### Exercise brief
Pictures in the data below are not part of the copy; transcribe everything else exactly.

--

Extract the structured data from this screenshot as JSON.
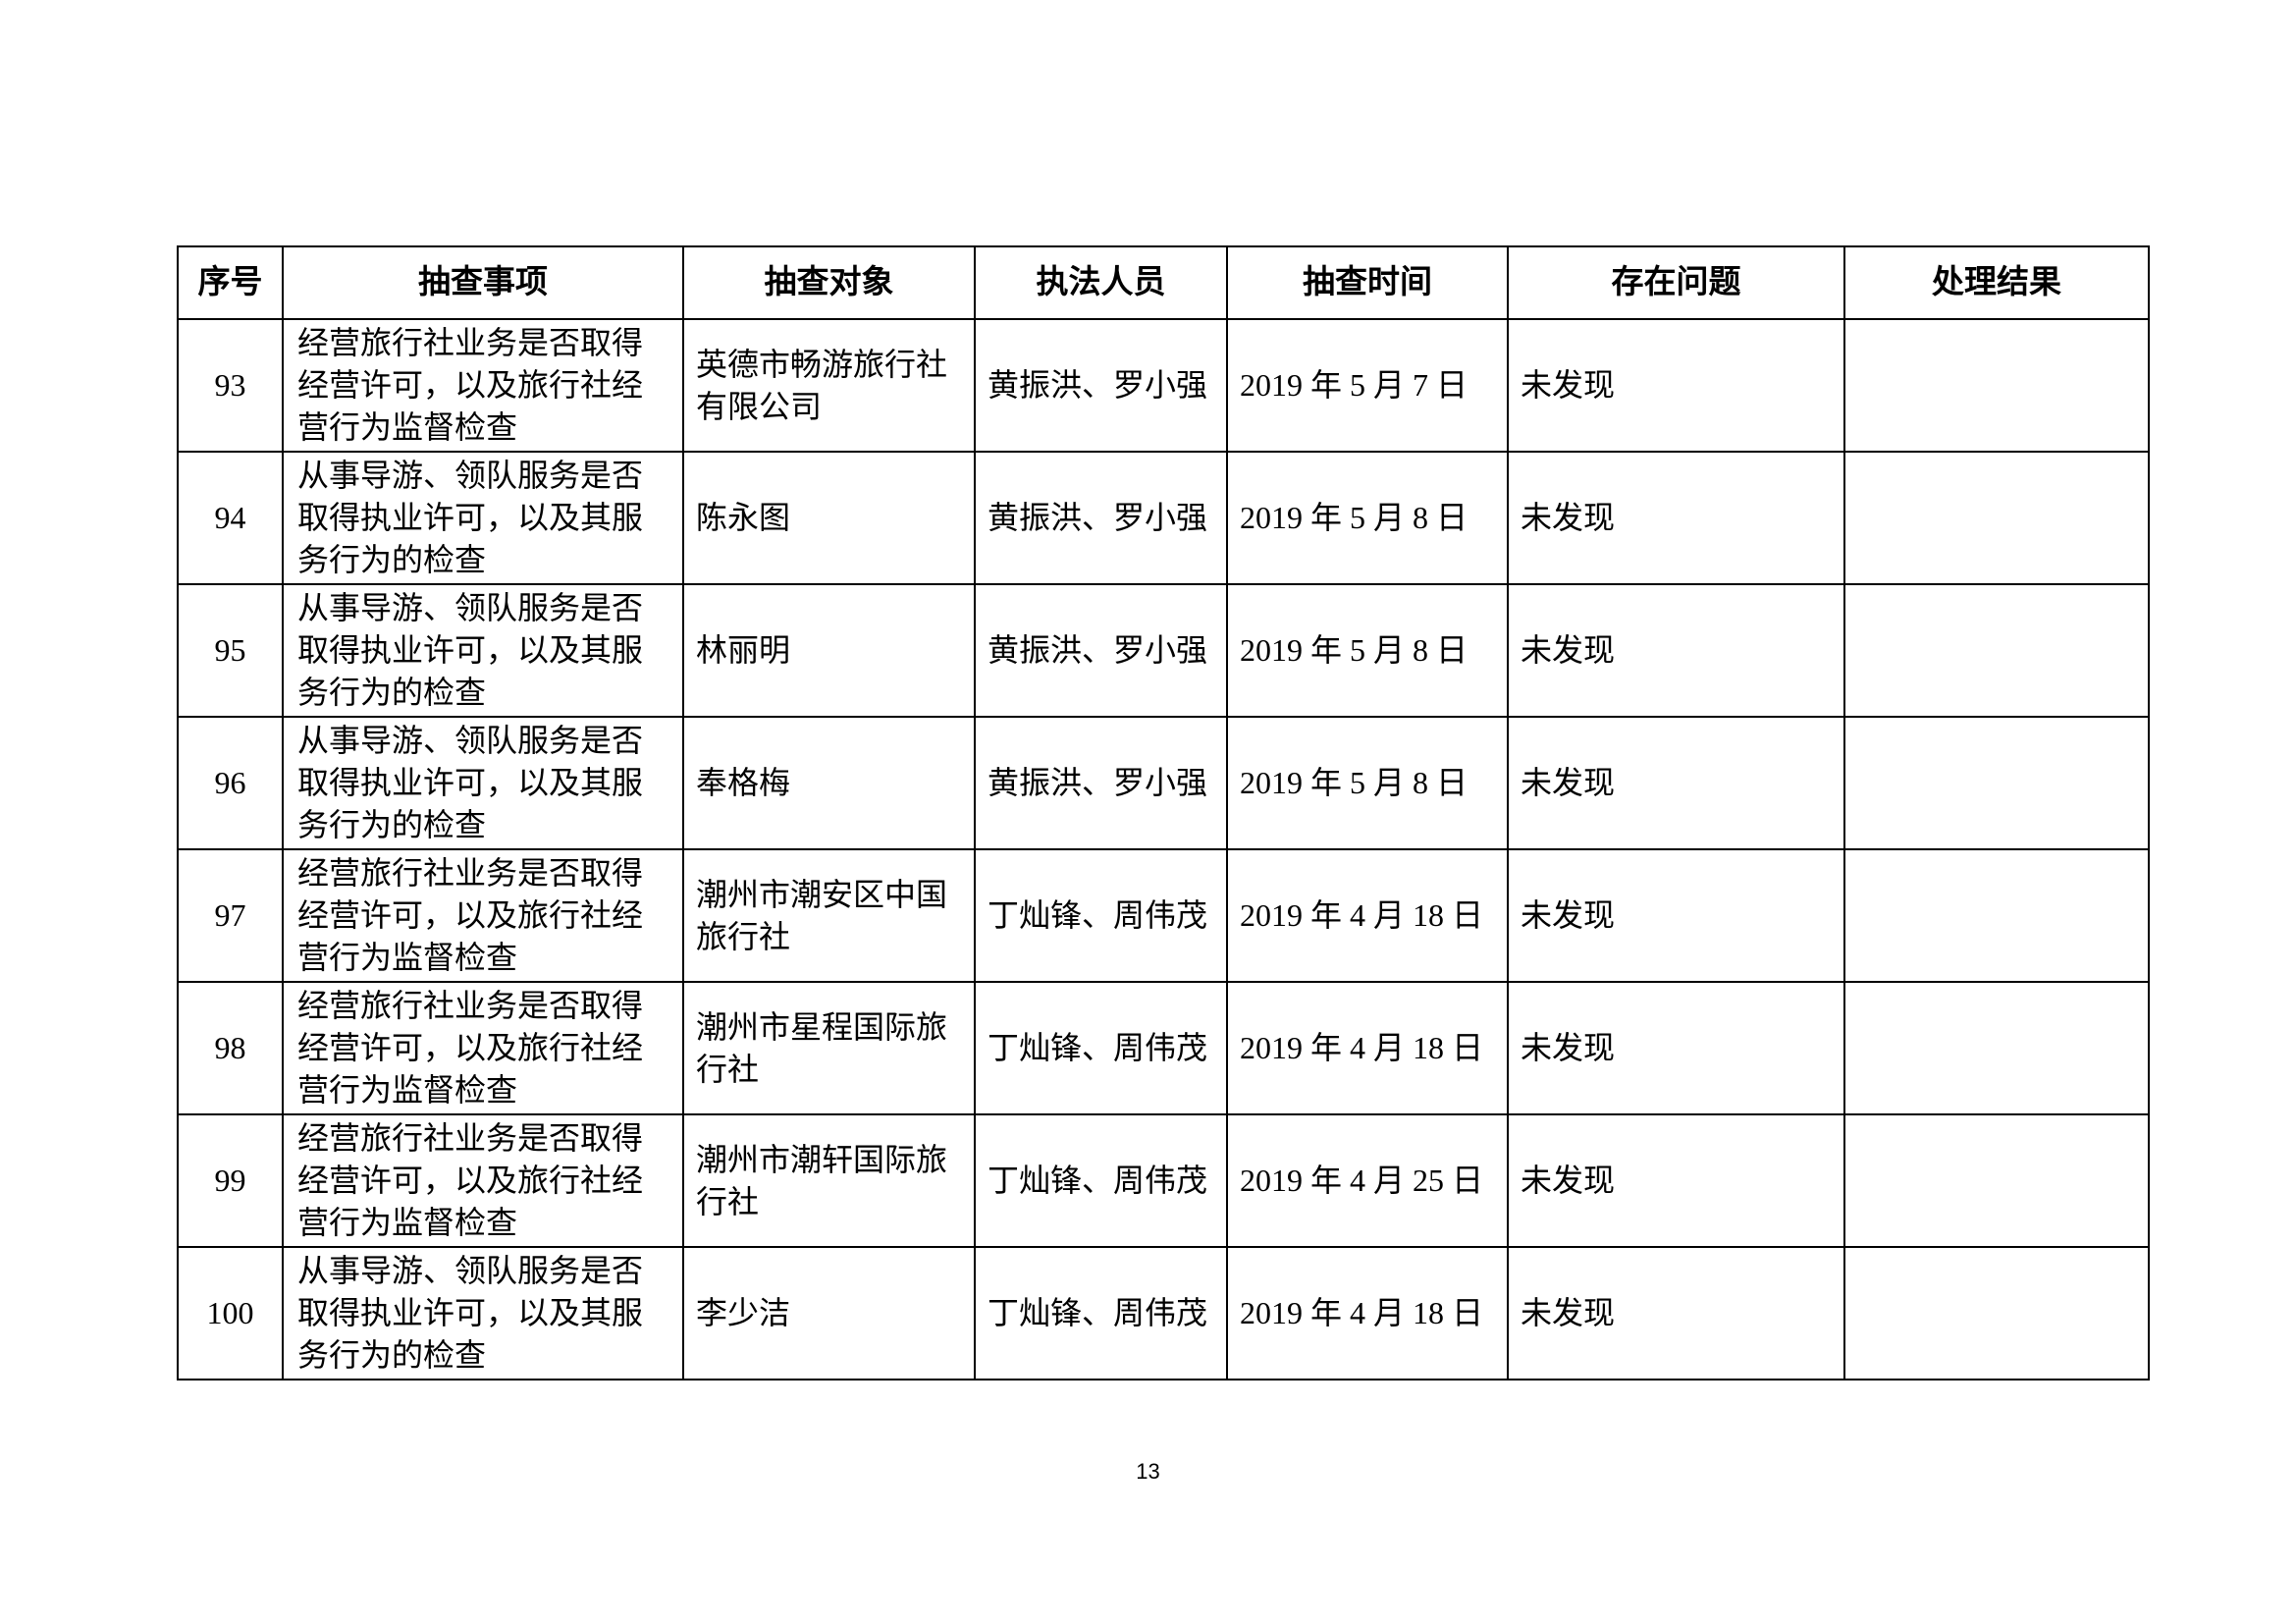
{
  "page_number": "13",
  "table": {
    "headers": [
      "序号",
      "抽查事项",
      "抽查对象",
      "执法人员",
      "抽查时间",
      "存在问题",
      "处理结果"
    ],
    "rows": [
      {
        "no": "93",
        "item": "经营旅行社业务是否取得\n经营许可，以及旅行社经\n营行为监督检查",
        "target": "英德市畅游旅行社\n有限公司",
        "officers": "黄振洪、罗小强",
        "date": "2019 年 5 月 7 日",
        "problem": "未发现",
        "result": ""
      },
      {
        "no": "94",
        "item": "从事导游、领队服务是否\n取得执业许可，以及其服\n务行为的检查",
        "target": "陈永图",
        "officers": "黄振洪、罗小强",
        "date": "2019 年 5 月 8 日",
        "problem": "未发现",
        "result": ""
      },
      {
        "no": "95",
        "item": "从事导游、领队服务是否\n取得执业许可，以及其服\n务行为的检查",
        "target": "林丽明",
        "officers": "黄振洪、罗小强",
        "date": "2019 年 5 月 8 日",
        "problem": "未发现",
        "result": ""
      },
      {
        "no": "96",
        "item": "从事导游、领队服务是否\n取得执业许可，以及其服\n务行为的检查",
        "target": "奉格梅",
        "officers": "黄振洪、罗小强",
        "date": "2019 年 5 月 8 日",
        "problem": "未发现",
        "result": ""
      },
      {
        "no": "97",
        "item": "经营旅行社业务是否取得\n经营许可，以及旅行社经\n营行为监督检查",
        "target": "潮州市潮安区中国\n旅行社",
        "officers": "丁灿锋、周伟茂",
        "date": "2019 年 4 月 18 日",
        "problem": "未发现",
        "result": ""
      },
      {
        "no": "98",
        "item": "经营旅行社业务是否取得\n经营许可，以及旅行社经\n营行为监督检查",
        "target": "潮州市星程国际旅\n行社",
        "officers": "丁灿锋、周伟茂",
        "date": "2019 年 4 月 18 日",
        "problem": "未发现",
        "result": ""
      },
      {
        "no": "99",
        "item": "经营旅行社业务是否取得\n经营许可，以及旅行社经\n营行为监督检查",
        "target": "潮州市潮轩国际旅\n行社",
        "officers": "丁灿锋、周伟茂",
        "date": "2019 年 4 月 25 日",
        "problem": "未发现",
        "result": ""
      },
      {
        "no": "100",
        "item": "从事导游、领队服务是否\n取得执业许可，以及其服\n务行为的检查",
        "target": "李少洁",
        "officers": "丁灿锋、周伟茂",
        "date": "2019 年 4 月 18 日",
        "problem": "未发现",
        "result": ""
      }
    ]
  }
}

--

### Answer to this task
Extract the structured data from this screenshot as JSON.
{
  "page_number": "13",
  "table": {
    "headers": [
      "序号",
      "抽查事项",
      "抽查对象",
      "执法人员",
      "抽查时间",
      "存在问题",
      "处理结果"
    ],
    "rows": [
      {
        "no": "93",
        "item": "经营旅行社业务是否取得\n经营许可，以及旅行社经\n营行为监督检查",
        "target": "英德市畅游旅行社\n有限公司",
        "officers": "黄振洪、罗小强",
        "date": "2019 年 5 月 7 日",
        "problem": "未发现",
        "result": ""
      },
      {
        "no": "94",
        "item": "从事导游、领队服务是否\n取得执业许可，以及其服\n务行为的检查",
        "target": "陈永图",
        "officers": "黄振洪、罗小强",
        "date": "2019 年 5 月 8 日",
        "problem": "未发现",
        "result": ""
      },
      {
        "no": "95",
        "item": "从事导游、领队服务是否\n取得执业许可，以及其服\n务行为的检查",
        "target": "林丽明",
        "officers": "黄振洪、罗小强",
        "date": "2019 年 5 月 8 日",
        "problem": "未发现",
        "result": ""
      },
      {
        "no": "96",
        "item": "从事导游、领队服务是否\n取得执业许可，以及其服\n务行为的检查",
        "target": "奉格梅",
        "officers": "黄振洪、罗小强",
        "date": "2019 年 5 月 8 日",
        "problem": "未发现",
        "result": ""
      },
      {
        "no": "97",
        "item": "经营旅行社业务是否取得\n经营许可，以及旅行社经\n营行为监督检查",
        "target": "潮州市潮安区中国\n旅行社",
        "officers": "丁灿锋、周伟茂",
        "date": "2019 年 4 月 18 日",
        "problem": "未发现",
        "result": ""
      },
      {
        "no": "98",
        "item": "经营旅行社业务是否取得\n经营许可，以及旅行社经\n营行为监督检查",
        "target": "潮州市星程国际旅\n行社",
        "officers": "丁灿锋、周伟茂",
        "date": "2019 年 4 月 18 日",
        "problem": "未发现",
        "result": ""
      },
      {
        "no": "99",
        "item": "经营旅行社业务是否取得\n经营许可，以及旅行社经\n营行为监督检查",
        "target": "潮州市潮轩国际旅\n行社",
        "officers": "丁灿锋、周伟茂",
        "date": "2019 年 4 月 25 日",
        "problem": "未发现",
        "result": ""
      },
      {
        "no": "100",
        "item": "从事导游、领队服务是否\n取得执业许可，以及其服\n务行为的检查",
        "target": "李少洁",
        "officers": "丁灿锋、周伟茂",
        "date": "2019 年 4 月 18 日",
        "problem": "未发现",
        "result": ""
      }
    ]
  }
}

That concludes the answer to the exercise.